_Exercise prompt_
Transcribe the data that follows precisely, omitting nothing.

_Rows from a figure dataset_
○ ○ ○ ○ ○ ○ ○

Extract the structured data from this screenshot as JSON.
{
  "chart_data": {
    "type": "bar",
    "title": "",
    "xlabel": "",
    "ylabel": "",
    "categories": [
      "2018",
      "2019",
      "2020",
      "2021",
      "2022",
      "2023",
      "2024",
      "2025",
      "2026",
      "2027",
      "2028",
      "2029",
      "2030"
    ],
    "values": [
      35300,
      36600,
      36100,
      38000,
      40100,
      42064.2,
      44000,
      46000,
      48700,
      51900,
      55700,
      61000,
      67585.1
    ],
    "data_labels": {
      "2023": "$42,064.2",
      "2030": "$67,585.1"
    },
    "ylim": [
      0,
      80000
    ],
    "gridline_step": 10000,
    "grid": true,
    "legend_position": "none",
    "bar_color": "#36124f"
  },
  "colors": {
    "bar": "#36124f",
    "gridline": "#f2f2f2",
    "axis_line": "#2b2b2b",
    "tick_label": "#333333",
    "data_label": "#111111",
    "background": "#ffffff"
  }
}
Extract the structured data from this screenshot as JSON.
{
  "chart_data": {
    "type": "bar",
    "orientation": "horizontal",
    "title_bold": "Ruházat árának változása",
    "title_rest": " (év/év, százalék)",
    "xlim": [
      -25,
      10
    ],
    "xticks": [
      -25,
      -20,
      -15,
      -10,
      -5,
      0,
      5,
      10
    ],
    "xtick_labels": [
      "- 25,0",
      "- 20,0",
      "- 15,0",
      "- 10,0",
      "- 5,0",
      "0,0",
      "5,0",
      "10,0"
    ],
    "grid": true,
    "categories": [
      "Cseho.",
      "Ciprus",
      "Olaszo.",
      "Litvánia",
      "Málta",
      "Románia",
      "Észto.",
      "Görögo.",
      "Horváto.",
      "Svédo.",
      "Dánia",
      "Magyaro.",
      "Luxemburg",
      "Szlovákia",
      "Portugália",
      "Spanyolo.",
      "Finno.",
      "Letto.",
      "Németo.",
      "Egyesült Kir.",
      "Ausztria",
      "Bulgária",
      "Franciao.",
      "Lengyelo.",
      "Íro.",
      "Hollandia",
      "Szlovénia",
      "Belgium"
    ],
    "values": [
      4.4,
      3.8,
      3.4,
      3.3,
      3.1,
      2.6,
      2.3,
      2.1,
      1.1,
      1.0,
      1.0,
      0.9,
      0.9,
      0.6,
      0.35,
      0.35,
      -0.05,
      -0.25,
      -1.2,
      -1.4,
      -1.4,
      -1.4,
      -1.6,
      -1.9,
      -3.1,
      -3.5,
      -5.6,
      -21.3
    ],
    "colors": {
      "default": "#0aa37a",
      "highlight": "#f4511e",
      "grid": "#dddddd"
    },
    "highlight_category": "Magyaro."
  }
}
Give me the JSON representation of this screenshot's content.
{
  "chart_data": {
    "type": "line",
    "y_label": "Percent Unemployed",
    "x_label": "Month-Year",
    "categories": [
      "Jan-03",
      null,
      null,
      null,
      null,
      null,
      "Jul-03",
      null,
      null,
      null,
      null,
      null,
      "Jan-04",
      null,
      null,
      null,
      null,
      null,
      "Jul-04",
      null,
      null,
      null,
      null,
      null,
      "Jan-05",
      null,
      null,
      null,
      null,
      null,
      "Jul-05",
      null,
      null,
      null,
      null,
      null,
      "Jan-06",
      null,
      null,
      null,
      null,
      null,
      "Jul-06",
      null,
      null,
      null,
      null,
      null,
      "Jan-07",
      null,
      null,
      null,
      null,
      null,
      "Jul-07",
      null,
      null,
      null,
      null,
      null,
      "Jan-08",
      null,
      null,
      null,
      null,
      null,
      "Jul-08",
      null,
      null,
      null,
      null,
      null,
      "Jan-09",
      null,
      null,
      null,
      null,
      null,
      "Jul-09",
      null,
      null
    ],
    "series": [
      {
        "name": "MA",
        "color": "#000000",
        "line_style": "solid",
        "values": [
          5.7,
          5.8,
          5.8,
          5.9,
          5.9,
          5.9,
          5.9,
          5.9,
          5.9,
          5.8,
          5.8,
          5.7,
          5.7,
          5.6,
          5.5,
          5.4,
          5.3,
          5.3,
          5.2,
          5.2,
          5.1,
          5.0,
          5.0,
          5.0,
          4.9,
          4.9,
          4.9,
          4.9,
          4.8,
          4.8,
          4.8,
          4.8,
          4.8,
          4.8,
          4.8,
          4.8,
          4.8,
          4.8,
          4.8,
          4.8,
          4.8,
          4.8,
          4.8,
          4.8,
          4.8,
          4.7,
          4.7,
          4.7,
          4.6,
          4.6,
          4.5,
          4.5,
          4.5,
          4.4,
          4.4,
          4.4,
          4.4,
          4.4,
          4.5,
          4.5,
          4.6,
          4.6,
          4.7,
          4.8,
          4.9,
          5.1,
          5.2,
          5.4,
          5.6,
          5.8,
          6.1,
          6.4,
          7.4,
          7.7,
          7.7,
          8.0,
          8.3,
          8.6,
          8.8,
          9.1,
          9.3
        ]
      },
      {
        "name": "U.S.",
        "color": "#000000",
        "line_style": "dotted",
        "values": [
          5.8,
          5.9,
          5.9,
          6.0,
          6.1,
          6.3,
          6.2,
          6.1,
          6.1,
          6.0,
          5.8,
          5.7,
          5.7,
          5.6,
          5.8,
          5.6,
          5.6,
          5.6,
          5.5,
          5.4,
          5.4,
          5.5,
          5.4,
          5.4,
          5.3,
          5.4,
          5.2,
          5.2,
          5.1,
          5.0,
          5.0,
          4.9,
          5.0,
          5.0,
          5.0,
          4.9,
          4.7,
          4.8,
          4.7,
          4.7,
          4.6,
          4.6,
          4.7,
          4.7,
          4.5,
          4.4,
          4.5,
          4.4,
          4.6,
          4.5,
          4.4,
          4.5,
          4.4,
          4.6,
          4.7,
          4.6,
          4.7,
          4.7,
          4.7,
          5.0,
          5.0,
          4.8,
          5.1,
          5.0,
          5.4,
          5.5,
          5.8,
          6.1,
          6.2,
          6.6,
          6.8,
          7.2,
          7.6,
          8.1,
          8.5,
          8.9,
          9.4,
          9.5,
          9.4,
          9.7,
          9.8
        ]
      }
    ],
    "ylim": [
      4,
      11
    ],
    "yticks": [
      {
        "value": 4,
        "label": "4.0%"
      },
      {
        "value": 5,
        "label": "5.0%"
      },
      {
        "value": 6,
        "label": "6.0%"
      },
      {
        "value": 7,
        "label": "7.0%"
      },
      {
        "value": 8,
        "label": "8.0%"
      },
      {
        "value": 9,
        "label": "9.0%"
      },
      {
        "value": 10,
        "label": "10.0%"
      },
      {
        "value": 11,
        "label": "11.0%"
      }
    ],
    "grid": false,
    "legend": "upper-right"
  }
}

○ ○ ○ ○ ○ ○ ○

_The reply_
Extract the structured data from this screenshot as JSON.
{
  "chart_data": {
    "type": "bar",
    "title": "",
    "xlabel": "",
    "ylabel": "",
    "categories": [
      "2018",
      "2019",
      "2020",
      "2021",
      "2022",
      "2023",
      "2024",
      "2025",
      "2026",
      "2027",
      "2028",
      "2029",
      "2030"
    ],
    "values": [
      35300,
      36600,
      36100,
      38000,
      40100,
      42064.2,
      44000,
      46000,
      48700,
      51900,
      55700,
      61000,
      67585.1
    ],
    "data_labels": {
      "2023": "$42,064.2",
      "2030": "$67,585.1"
    },
    "ylim": [
      0,
      80000
    ],
    "gridline_step": 10000,
    "grid": true,
    "legend_position": "none",
    "bar_color": "#36124f"
  },
  "colors": {
    "bar": "#36124f",
    "gridline": "#f2f2f2",
    "axis_line": "#2b2b2b",
    "tick_label": "#333333",
    "data_label": "#111111",
    "background": "#ffffff"
  }
}
Extract the structured data from this screenshot as JSON.
{
  "chart_data": {
    "type": "bar",
    "orientation": "horizontal",
    "title_bold": "Ruházat árának változása",
    "title_rest": " (év/év, százalék)",
    "xlim": [
      -25,
      10
    ],
    "xticks": [
      -25,
      -20,
      -15,
      -10,
      -5,
      0,
      5,
      10
    ],
    "xtick_labels": [
      "- 25,0",
      "- 20,0",
      "- 15,0",
      "- 10,0",
      "- 5,0",
      "0,0",
      "5,0",
      "10,0"
    ],
    "grid": true,
    "categories": [
      "Cseho.",
      "Ciprus",
      "Olaszo.",
      "Litvánia",
      "Málta",
      "Románia",
      "Észto.",
      "Görögo.",
      "Horváto.",
      "Svédo.",
      "Dánia",
      "Magyaro.",
      "Luxemburg",
      "Szlovákia",
      "Portugália",
      "Spanyolo.",
      "Finno.",
      "Letto.",
      "Németo.",
      "Egyesült Kir.",
      "Ausztria",
      "Bulgária",
      "Franciao.",
      "Lengyelo.",
      "Íro.",
      "Hollandia",
      "Szlovénia",
      "Belgium"
    ],
    "values": [
      4.4,
      3.8,
      3.4,
      3.3,
      3.1,
      2.6,
      2.3,
      2.1,
      1.1,
      1.0,
      1.0,
      0.9,
      0.9,
      0.6,
      0.35,
      0.35,
      -0.05,
      -0.25,
      -1.2,
      -1.4,
      -1.4,
      -1.4,
      -1.6,
      -1.9,
      -3.1,
      -3.5,
      -5.6,
      -21.3
    ],
    "colors": {
      "default": "#0aa37a",
      "highlight": "#f4511e",
      "grid": "#dddddd"
    },
    "highlight_category": "Magyaro."
  }
}
Give me the JSON representation of this screenshot's content.
{
  "chart_data": {
    "type": "line",
    "y_label": "Percent Unemployed",
    "x_label": "Month-Year",
    "categories": [
      "Jan-03",
      null,
      null,
      null,
      null,
      null,
      "Jul-03",
      null,
      null,
      null,
      null,
      null,
      "Jan-04",
      null,
      null,
      null,
      null,
      null,
      "Jul-04",
      null,
      null,
      null,
      null,
      null,
      "Jan-05",
      null,
      null,
      null,
      null,
      null,
      "Jul-05",
      null,
      null,
      null,
      null,
      null,
      "Jan-06",
      null,
      null,
      null,
      null,
      null,
      "Jul-06",
      null,
      null,
      null,
      null,
      null,
      "Jan-07",
      null,
      null,
      null,
      null,
      null,
      "Jul-07",
      null,
      null,
      null,
      null,
      null,
      "Jan-08",
      null,
      null,
      null,
      null,
      null,
      "Jul-08",
      null,
      null,
      null,
      null,
      null,
      "Jan-09",
      null,
      null,
      null,
      null,
      null,
      "Jul-09",
      null,
      null
    ],
    "series": [
      {
        "name": "MA",
        "color": "#000000",
        "line_style": "solid",
        "values": [
          5.7,
          5.8,
          5.8,
          5.9,
          5.9,
          5.9,
          5.9,
          5.9,
          5.9,
          5.8,
          5.8,
          5.7,
          5.7,
          5.6,
          5.5,
          5.4,
          5.3,
          5.3,
          5.2,
          5.2,
          5.1,
          5.0,
          5.0,
          5.0,
          4.9,
          4.9,
          4.9,
          4.9,
          4.8,
          4.8,
          4.8,
          4.8,
          4.8,
          4.8,
          4.8,
          4.8,
          4.8,
          4.8,
          4.8,
          4.8,
          4.8,
          4.8,
          4.8,
          4.8,
          4.8,
          4.7,
          4.7,
          4.7,
          4.6,
          4.6,
          4.5,
          4.5,
          4.5,
          4.4,
          4.4,
          4.4,
          4.4,
          4.4,
          4.5,
          4.5,
          4.6,
          4.6,
          4.7,
          4.8,
          4.9,
          5.1,
          5.2,
          5.4,
          5.6,
          5.8,
          6.1,
          6.4,
          7.4,
          7.7,
          7.7,
          8.0,
          8.3,
          8.6,
          8.8,
          9.1,
          9.3
        ]
      },
      {
        "name": "U.S.",
        "color": "#000000",
        "line_style": "dotted",
        "values": [
          5.8,
          5.9,
          5.9,
          6.0,
          6.1,
          6.3,
          6.2,
          6.1,
          6.1,
          6.0,
          5.8,
          5.7,
          5.7,
          5.6,
          5.8,
          5.6,
          5.6,
          5.6,
          5.5,
          5.4,
          5.4,
          5.5,
          5.4,
          5.4,
          5.3,
          5.4,
          5.2,
          5.2,
          5.1,
          5.0,
          5.0,
          4.9,
          5.0,
          5.0,
          5.0,
          4.9,
          4.7,
          4.8,
          4.7,
          4.7,
          4.6,
          4.6,
          4.7,
          4.7,
          4.5,
          4.4,
          4.5,
          4.4,
          4.6,
          4.5,
          4.4,
          4.5,
          4.4,
          4.6,
          4.7,
          4.6,
          4.7,
          4.7,
          4.7,
          5.0,
          5.0,
          4.8,
          5.1,
          5.0,
          5.4,
          5.5,
          5.8,
          6.1,
          6.2,
          6.6,
          6.8,
          7.2,
          7.6,
          8.1,
          8.5,
          8.9,
          9.4,
          9.5,
          9.4,
          9.7,
          9.8
        ]
      }
    ],
    "ylim": [
      4,
      11
    ],
    "yticks": [
      {
        "value": 4,
        "label": "4.0%"
      },
      {
        "value": 5,
        "label": "5.0%"
      },
      {
        "value": 6,
        "label": "6.0%"
      },
      {
        "value": 7,
        "label": "7.0%"
      },
      {
        "value": 8,
        "label": "8.0%"
      },
      {
        "value": 9,
        "label": "9.0%"
      },
      {
        "value": 10,
        "label": "10.0%"
      },
      {
        "value": 11,
        "label": "11.0%"
      }
    ],
    "grid": false,
    "legend": "upper-right"
  }
}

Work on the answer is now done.